Extracted data entries:
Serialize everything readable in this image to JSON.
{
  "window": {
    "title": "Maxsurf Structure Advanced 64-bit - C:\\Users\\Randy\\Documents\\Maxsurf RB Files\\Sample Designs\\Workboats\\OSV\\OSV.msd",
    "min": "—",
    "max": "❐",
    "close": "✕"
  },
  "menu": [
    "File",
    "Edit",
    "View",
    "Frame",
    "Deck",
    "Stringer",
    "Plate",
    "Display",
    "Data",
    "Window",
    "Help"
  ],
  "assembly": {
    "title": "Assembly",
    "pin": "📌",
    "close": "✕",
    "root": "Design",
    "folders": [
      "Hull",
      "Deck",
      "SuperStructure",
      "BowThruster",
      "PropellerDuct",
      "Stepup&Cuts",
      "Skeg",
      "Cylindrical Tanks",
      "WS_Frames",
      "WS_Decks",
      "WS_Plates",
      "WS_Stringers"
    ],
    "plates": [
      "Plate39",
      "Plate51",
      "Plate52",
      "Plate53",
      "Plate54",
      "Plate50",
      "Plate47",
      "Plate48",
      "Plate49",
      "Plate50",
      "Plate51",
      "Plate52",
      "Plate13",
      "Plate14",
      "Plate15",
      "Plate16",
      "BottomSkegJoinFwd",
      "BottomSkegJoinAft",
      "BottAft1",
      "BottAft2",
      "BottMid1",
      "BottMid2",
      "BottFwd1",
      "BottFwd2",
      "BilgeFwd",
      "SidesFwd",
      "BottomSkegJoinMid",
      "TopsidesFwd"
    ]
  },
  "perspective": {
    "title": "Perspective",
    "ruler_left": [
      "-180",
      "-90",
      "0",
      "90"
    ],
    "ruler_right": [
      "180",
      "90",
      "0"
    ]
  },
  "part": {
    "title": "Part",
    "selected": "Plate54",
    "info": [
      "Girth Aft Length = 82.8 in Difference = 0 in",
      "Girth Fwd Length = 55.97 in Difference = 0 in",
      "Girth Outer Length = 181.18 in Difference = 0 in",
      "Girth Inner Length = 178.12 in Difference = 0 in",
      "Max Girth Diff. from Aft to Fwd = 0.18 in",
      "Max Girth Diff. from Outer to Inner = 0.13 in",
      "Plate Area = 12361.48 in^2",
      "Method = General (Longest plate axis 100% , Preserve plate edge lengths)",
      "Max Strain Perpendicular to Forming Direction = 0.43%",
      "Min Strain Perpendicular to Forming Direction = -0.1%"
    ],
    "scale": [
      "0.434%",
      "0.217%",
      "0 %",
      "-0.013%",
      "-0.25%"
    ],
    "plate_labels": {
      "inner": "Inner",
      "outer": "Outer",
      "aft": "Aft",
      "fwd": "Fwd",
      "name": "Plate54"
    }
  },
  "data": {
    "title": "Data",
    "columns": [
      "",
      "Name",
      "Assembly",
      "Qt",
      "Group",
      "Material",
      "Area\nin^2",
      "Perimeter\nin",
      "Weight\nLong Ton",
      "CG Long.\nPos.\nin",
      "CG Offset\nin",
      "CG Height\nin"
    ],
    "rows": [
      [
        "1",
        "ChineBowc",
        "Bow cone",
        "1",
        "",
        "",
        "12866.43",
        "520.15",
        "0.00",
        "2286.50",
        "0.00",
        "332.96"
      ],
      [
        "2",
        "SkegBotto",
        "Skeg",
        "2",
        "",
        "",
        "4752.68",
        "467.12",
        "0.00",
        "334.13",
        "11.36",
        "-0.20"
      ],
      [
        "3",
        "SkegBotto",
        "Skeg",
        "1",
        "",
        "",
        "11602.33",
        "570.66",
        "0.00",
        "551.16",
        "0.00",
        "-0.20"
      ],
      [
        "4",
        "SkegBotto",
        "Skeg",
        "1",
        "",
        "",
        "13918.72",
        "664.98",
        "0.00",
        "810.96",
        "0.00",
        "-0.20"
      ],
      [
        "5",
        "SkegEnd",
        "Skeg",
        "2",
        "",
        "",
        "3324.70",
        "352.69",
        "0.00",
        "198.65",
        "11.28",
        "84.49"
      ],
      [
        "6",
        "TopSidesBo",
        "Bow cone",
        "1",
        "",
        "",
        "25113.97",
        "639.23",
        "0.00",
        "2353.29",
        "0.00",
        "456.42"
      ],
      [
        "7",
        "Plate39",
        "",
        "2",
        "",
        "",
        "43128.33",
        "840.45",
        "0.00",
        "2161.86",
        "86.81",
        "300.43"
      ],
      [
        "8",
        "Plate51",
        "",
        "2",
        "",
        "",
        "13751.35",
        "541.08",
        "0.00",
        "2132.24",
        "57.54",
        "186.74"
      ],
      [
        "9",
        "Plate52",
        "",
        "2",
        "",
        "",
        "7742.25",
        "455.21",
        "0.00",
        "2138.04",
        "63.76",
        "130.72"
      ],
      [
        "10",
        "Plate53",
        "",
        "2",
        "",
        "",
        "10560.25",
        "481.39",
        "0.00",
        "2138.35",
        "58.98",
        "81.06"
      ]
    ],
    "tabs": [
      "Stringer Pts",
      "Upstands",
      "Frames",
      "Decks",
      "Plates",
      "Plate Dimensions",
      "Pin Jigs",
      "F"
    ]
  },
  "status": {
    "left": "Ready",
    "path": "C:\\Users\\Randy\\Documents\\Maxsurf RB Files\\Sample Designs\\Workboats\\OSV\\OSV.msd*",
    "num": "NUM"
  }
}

## Directive
Reproduce the records word for word.

## Answer to this task
Serialize everything readable in this image to JSON.
{
  "window": {
    "title": "Maxsurf Structure Advanced 64-bit - C:\\Users\\Randy\\Documents\\Maxsurf RB Files\\Sample Designs\\Workboats\\OSV\\OSV.msd",
    "min": "—",
    "max": "❐",
    "close": "✕"
  },
  "menu": [
    "File",
    "Edit",
    "View",
    "Frame",
    "Deck",
    "Stringer",
    "Plate",
    "Display",
    "Data",
    "Window",
    "Help"
  ],
  "assembly": {
    "title": "Assembly",
    "pin": "📌",
    "close": "✕",
    "root": "Design",
    "folders": [
      "Hull",
      "Deck",
      "SuperStructure",
      "BowThruster",
      "PropellerDuct",
      "Stepup&Cuts",
      "Skeg",
      "Cylindrical Tanks",
      "WS_Frames",
      "WS_Decks",
      "WS_Plates",
      "WS_Stringers"
    ],
    "plates": [
      "Plate39",
      "Plate51",
      "Plate52",
      "Plate53",
      "Plate54",
      "Plate50",
      "Plate47",
      "Plate48",
      "Plate49",
      "Plate50",
      "Plate51",
      "Plate52",
      "Plate13",
      "Plate14",
      "Plate15",
      "Plate16",
      "BottomSkegJoinFwd",
      "BottomSkegJoinAft",
      "BottAft1",
      "BottAft2",
      "BottMid1",
      "BottMid2",
      "BottFwd1",
      "BottFwd2",
      "BilgeFwd",
      "SidesFwd",
      "BottomSkegJoinMid",
      "TopsidesFwd"
    ]
  },
  "perspective": {
    "title": "Perspective",
    "ruler_left": [
      "-180",
      "-90",
      "0",
      "90"
    ],
    "ruler_right": [
      "180",
      "90",
      "0"
    ]
  },
  "part": {
    "title": "Part",
    "selected": "Plate54",
    "info": [
      "Girth Aft Length = 82.8 in Difference = 0 in",
      "Girth Fwd Length = 55.97 in Difference = 0 in",
      "Girth Outer Length = 181.18 in Difference = 0 in",
      "Girth Inner Length = 178.12 in Difference = 0 in",
      "Max Girth Diff. from Aft to Fwd = 0.18 in",
      "Max Girth Diff. from Outer to Inner = 0.13 in",
      "Plate Area = 12361.48 in^2",
      "Method = General (Longest plate axis 100% , Preserve plate edge lengths)",
      "Max Strain Perpendicular to Forming Direction = 0.43%",
      "Min Strain Perpendicular to Forming Direction = -0.1%"
    ],
    "scale": [
      "0.434%",
      "0.217%",
      "0 %",
      "-0.013%",
      "-0.25%"
    ],
    "plate_labels": {
      "inner": "Inner",
      "outer": "Outer",
      "aft": "Aft",
      "fwd": "Fwd",
      "name": "Plate54"
    }
  },
  "data": {
    "title": "Data",
    "columns": [
      "",
      "Name",
      "Assembly",
      "Qt",
      "Group",
      "Material",
      "Area\nin^2",
      "Perimeter\nin",
      "Weight\nLong Ton",
      "CG Long.\nPos.\nin",
      "CG Offset\nin",
      "CG Height\nin"
    ],
    "rows": [
      [
        "1",
        "ChineBowc",
        "Bow cone",
        "1",
        "",
        "",
        "12866.43",
        "520.15",
        "0.00",
        "2286.50",
        "0.00",
        "332.96"
      ],
      [
        "2",
        "SkegBotto",
        "Skeg",
        "2",
        "",
        "",
        "4752.68",
        "467.12",
        "0.00",
        "334.13",
        "11.36",
        "-0.20"
      ],
      [
        "3",
        "SkegBotto",
        "Skeg",
        "1",
        "",
        "",
        "11602.33",
        "570.66",
        "0.00",
        "551.16",
        "0.00",
        "-0.20"
      ],
      [
        "4",
        "SkegBotto",
        "Skeg",
        "1",
        "",
        "",
        "13918.72",
        "664.98",
        "0.00",
        "810.96",
        "0.00",
        "-0.20"
      ],
      [
        "5",
        "SkegEnd",
        "Skeg",
        "2",
        "",
        "",
        "3324.70",
        "352.69",
        "0.00",
        "198.65",
        "11.28",
        "84.49"
      ],
      [
        "6",
        "TopSidesBo",
        "Bow cone",
        "1",
        "",
        "",
        "25113.97",
        "639.23",
        "0.00",
        "2353.29",
        "0.00",
        "456.42"
      ],
      [
        "7",
        "Plate39",
        "",
        "2",
        "",
        "",
        "43128.33",
        "840.45",
        "0.00",
        "2161.86",
        "86.81",
        "300.43"
      ],
      [
        "8",
        "Plate51",
        "",
        "2",
        "",
        "",
        "13751.35",
        "541.08",
        "0.00",
        "2132.24",
        "57.54",
        "186.74"
      ],
      [
        "9",
        "Plate52",
        "",
        "2",
        "",
        "",
        "7742.25",
        "455.21",
        "0.00",
        "2138.04",
        "63.76",
        "130.72"
      ],
      [
        "10",
        "Plate53",
        "",
        "2",
        "",
        "",
        "10560.25",
        "481.39",
        "0.00",
        "2138.35",
        "58.98",
        "81.06"
      ]
    ],
    "tabs": [
      "Stringer Pts",
      "Upstands",
      "Frames",
      "Decks",
      "Plates",
      "Plate Dimensions",
      "Pin Jigs",
      "F"
    ]
  },
  "status": {
    "left": "Ready",
    "path": "C:\\Users\\Randy\\Documents\\Maxsurf RB Files\\Sample Designs\\Workboats\\OSV\\OSV.msd*",
    "num": "NUM"
  }
}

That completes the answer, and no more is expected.